▶ _What the task requires_
Only the number is wanted: how many lines of the data contain "this"?

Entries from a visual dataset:
......
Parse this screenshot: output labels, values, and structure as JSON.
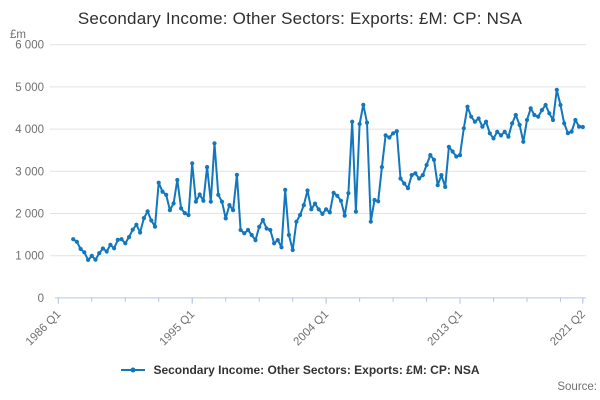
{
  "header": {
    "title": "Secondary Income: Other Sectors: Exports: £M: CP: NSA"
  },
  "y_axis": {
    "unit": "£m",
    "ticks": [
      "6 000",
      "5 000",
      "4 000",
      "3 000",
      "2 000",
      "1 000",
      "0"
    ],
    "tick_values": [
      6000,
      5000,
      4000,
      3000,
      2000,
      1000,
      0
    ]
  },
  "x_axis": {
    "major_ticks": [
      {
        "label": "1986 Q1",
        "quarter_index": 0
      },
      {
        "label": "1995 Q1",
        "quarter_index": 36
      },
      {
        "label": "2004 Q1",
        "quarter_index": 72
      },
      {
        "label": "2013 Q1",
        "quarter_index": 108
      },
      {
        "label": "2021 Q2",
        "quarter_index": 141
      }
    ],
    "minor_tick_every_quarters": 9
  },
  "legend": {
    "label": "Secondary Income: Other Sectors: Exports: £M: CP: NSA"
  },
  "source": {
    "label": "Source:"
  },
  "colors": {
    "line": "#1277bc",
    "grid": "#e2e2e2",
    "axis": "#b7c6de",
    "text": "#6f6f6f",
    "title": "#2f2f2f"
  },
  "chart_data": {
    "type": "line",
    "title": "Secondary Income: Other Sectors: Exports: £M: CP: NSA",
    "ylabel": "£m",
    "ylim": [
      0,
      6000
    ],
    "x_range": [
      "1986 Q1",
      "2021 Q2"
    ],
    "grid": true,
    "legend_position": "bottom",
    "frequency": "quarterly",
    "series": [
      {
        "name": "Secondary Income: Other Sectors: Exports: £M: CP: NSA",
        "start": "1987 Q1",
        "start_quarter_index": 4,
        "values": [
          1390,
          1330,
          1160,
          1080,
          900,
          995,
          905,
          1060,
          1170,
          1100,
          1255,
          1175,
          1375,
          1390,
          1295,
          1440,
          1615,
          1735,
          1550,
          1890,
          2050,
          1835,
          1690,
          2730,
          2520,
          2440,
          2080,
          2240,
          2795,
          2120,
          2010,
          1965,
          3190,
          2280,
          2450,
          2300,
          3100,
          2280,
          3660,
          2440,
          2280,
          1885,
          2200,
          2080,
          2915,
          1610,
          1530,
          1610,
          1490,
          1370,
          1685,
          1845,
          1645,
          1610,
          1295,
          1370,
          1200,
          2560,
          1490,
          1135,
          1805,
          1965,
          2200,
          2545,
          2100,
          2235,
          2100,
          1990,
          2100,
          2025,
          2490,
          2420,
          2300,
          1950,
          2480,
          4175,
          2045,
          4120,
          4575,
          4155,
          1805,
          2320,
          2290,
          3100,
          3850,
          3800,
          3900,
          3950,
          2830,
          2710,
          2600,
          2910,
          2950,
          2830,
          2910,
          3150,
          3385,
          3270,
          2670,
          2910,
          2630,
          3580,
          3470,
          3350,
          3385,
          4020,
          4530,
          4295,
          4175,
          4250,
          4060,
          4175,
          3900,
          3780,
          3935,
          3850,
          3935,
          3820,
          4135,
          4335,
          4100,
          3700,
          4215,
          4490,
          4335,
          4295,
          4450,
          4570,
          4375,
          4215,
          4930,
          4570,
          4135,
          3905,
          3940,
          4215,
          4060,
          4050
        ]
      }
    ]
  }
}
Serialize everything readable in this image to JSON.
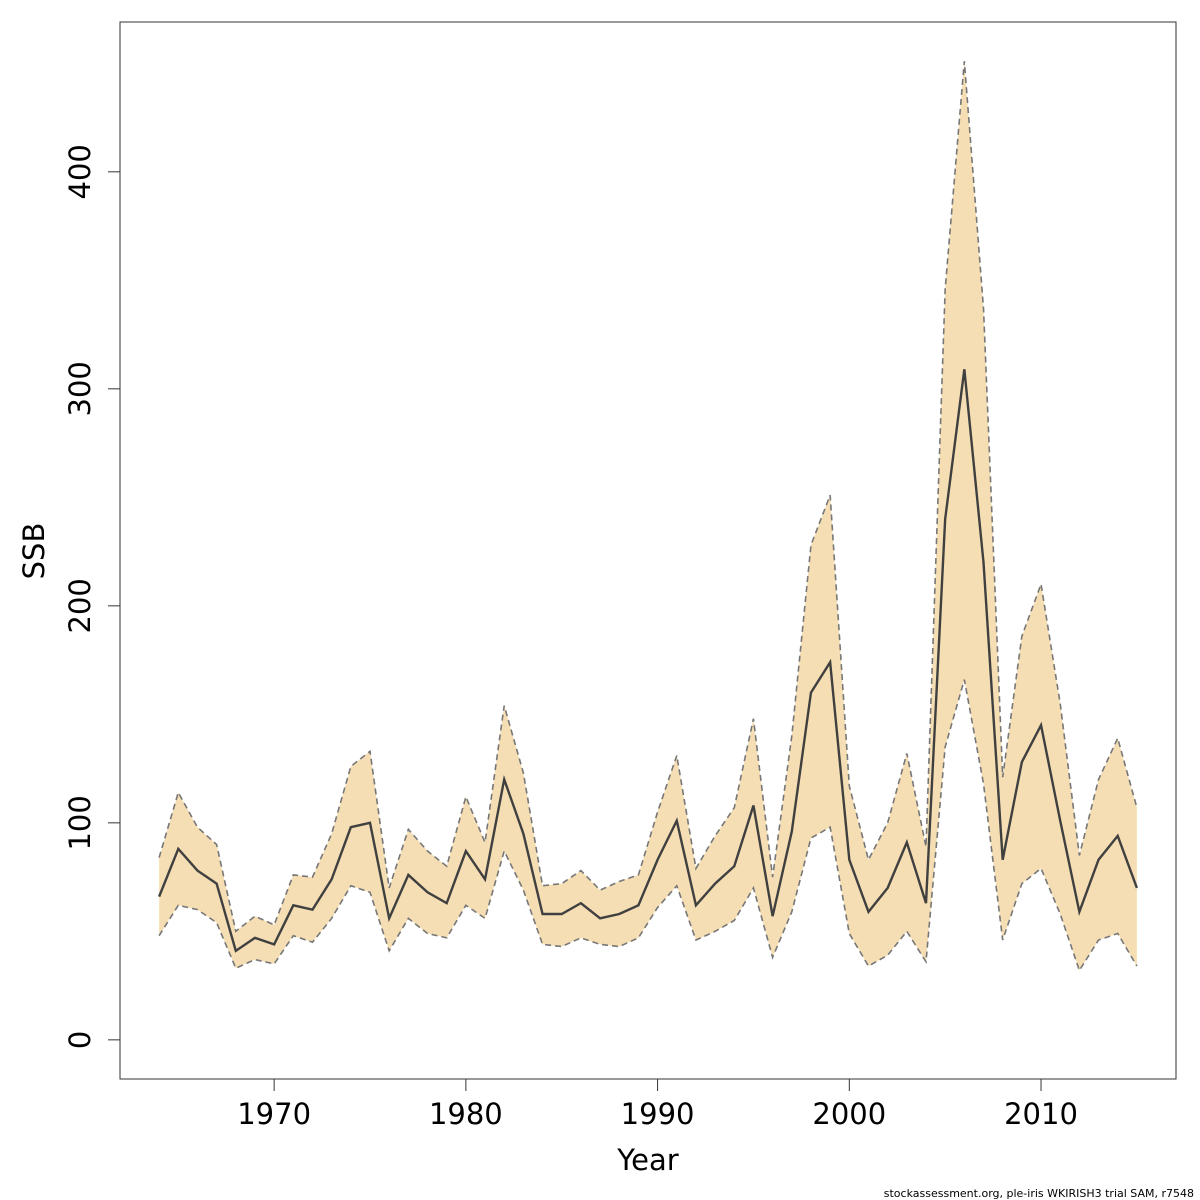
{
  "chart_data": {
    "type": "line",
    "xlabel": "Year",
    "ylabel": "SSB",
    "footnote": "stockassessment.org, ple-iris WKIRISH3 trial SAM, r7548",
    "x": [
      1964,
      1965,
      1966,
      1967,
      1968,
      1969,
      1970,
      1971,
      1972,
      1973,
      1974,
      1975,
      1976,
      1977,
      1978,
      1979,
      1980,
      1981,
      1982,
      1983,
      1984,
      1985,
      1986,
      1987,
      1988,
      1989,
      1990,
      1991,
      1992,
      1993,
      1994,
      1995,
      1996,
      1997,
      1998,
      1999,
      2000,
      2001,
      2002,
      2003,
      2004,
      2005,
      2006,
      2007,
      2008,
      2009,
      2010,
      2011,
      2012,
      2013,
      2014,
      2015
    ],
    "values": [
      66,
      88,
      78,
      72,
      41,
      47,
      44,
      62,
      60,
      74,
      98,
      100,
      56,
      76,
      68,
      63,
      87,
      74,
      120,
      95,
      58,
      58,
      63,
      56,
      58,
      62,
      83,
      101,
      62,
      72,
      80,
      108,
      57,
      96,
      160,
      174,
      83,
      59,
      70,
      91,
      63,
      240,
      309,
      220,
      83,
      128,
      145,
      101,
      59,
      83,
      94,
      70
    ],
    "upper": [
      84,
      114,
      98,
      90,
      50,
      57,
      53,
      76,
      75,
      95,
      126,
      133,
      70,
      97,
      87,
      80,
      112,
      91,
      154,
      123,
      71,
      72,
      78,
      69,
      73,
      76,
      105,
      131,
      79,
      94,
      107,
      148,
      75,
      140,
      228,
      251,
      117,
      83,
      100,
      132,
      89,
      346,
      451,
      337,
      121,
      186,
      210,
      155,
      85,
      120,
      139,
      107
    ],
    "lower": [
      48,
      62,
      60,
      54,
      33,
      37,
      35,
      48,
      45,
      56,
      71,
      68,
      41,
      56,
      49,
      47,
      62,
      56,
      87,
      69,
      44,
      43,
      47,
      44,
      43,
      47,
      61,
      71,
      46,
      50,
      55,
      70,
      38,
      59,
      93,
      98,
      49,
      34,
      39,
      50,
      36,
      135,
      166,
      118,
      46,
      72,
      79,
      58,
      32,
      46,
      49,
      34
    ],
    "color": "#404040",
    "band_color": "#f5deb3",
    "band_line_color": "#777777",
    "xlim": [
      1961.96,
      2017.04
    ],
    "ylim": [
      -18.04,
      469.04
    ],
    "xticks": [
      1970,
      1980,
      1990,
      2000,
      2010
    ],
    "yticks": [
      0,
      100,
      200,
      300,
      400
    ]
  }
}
......
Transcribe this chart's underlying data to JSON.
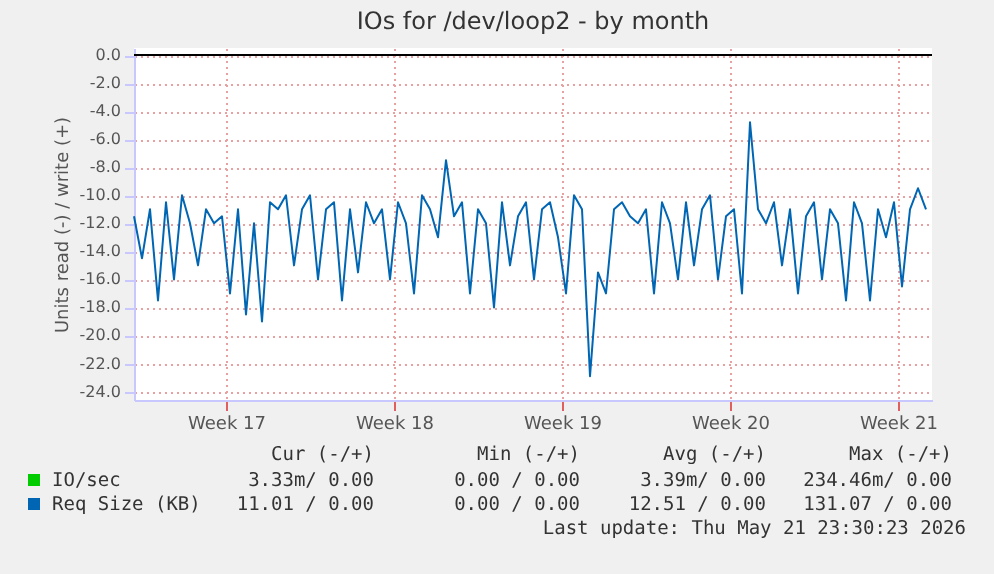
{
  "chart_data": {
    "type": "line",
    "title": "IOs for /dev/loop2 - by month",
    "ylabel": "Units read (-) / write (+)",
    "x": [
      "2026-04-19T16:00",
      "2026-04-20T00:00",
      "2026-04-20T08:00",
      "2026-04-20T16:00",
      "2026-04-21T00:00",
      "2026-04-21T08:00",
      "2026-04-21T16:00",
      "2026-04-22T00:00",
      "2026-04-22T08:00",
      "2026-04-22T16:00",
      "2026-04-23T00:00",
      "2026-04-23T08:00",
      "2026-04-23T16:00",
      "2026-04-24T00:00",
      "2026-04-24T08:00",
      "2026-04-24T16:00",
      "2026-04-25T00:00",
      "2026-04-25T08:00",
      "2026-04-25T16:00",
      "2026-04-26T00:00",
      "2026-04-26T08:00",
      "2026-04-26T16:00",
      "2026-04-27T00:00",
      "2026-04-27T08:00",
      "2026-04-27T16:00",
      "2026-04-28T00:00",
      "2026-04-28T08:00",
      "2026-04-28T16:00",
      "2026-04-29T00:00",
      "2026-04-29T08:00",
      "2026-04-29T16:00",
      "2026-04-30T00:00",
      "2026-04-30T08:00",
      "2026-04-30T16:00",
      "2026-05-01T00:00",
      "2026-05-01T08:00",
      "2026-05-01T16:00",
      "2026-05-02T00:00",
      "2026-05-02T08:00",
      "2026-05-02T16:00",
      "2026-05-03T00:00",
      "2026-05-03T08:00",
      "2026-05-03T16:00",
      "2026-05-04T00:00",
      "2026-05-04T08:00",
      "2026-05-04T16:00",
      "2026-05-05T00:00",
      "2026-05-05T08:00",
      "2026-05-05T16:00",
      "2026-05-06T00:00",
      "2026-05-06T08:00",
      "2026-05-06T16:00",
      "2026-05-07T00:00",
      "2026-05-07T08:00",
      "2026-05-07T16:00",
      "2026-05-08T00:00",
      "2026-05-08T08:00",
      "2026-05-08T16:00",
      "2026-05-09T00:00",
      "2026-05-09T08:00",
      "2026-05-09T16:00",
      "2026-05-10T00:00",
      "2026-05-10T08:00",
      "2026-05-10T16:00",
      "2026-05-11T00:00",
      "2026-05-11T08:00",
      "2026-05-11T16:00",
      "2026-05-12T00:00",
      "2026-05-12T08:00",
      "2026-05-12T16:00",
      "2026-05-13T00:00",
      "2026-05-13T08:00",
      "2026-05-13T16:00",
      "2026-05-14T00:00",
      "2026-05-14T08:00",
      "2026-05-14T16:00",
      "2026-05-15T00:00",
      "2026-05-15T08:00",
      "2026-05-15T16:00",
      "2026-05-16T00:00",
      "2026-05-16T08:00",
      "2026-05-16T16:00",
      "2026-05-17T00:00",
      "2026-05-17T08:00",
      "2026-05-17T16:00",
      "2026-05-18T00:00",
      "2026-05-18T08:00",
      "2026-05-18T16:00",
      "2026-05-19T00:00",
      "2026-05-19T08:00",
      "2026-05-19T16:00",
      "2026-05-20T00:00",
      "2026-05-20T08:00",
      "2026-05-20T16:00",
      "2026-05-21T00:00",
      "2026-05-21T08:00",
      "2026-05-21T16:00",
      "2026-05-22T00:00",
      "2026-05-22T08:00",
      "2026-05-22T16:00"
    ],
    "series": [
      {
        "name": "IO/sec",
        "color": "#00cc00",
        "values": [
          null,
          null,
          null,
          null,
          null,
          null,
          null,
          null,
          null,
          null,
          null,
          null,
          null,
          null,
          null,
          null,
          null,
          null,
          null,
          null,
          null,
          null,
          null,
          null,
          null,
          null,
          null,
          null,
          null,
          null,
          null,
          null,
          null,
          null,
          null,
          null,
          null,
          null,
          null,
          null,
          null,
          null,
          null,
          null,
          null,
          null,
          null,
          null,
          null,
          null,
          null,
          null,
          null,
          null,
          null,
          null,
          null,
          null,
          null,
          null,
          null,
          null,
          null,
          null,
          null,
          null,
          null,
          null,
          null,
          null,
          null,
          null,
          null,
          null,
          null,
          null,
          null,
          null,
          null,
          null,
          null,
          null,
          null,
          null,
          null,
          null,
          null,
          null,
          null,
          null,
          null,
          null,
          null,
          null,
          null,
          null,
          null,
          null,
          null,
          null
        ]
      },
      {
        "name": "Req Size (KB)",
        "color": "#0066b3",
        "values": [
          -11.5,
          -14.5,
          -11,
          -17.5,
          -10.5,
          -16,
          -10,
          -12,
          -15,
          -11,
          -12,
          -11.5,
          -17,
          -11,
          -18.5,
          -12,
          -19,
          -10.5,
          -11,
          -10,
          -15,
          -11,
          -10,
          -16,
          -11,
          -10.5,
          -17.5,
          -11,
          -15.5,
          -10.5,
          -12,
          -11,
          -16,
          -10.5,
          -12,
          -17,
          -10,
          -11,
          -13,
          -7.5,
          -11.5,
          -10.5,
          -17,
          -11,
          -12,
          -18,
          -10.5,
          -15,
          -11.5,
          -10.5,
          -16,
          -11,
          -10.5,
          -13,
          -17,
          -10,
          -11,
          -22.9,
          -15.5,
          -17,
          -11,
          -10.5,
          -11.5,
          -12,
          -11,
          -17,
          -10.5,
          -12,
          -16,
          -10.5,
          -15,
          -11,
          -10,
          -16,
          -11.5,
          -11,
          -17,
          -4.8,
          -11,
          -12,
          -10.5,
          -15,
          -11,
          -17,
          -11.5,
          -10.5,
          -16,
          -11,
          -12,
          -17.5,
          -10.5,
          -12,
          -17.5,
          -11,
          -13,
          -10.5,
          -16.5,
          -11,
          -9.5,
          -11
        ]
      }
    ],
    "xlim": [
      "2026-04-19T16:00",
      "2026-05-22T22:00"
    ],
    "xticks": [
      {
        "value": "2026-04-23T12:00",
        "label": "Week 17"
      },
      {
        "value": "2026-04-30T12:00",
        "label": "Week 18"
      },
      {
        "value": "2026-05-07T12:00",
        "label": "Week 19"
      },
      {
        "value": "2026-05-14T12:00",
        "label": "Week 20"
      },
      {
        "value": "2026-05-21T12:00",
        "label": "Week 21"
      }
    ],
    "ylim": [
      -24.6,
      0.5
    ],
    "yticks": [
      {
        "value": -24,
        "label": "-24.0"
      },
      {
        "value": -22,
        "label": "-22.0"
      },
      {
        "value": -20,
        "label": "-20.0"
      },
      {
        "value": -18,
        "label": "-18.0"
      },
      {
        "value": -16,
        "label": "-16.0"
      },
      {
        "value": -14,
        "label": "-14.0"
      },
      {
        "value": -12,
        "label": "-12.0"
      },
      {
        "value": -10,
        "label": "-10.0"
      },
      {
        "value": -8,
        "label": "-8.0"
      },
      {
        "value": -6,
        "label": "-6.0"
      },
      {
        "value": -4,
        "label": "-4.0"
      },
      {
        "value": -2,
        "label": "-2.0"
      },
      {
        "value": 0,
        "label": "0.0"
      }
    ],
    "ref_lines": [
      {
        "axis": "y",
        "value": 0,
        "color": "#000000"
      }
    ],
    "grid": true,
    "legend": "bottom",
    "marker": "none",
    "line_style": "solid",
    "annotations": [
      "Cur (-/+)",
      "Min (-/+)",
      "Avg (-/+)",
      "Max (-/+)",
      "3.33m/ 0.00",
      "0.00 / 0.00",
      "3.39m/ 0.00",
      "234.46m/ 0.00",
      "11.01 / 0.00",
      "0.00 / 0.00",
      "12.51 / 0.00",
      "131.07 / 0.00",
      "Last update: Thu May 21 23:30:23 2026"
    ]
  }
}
......
▶ _Answer to the exercise_
3